» TASK INPUT

————

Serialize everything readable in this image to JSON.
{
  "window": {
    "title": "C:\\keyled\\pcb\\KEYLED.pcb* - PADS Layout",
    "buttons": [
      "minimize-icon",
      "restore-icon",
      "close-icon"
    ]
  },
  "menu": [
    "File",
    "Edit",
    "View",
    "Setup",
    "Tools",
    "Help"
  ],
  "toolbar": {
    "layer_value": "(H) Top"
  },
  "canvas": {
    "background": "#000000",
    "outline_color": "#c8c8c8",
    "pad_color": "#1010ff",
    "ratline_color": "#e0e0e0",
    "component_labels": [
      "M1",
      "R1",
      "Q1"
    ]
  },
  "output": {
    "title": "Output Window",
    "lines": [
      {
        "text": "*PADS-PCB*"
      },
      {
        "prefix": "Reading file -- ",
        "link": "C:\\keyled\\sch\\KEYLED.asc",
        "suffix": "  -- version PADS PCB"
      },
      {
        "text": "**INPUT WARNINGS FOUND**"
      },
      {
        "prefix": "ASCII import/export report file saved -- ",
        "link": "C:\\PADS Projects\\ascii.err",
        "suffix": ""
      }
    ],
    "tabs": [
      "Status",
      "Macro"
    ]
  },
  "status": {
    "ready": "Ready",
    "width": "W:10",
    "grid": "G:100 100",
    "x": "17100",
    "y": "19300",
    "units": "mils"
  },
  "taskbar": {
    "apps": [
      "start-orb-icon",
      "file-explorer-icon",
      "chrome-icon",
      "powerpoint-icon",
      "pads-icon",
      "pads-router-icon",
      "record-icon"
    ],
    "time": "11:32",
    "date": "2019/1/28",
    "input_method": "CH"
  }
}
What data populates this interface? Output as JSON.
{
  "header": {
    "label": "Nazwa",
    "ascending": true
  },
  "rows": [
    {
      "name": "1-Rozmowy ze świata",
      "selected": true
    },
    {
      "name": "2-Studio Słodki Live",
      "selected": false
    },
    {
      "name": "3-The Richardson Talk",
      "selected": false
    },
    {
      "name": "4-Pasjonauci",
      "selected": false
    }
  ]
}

————

» AIM OF THE EXERCISE
Return, from the data, each line that has the word "prefix" in it.

» RESULT OF THE TASK
        "prefix": "Reading file -- ",
        "prefix": "ASCII import/export report file saved -- ",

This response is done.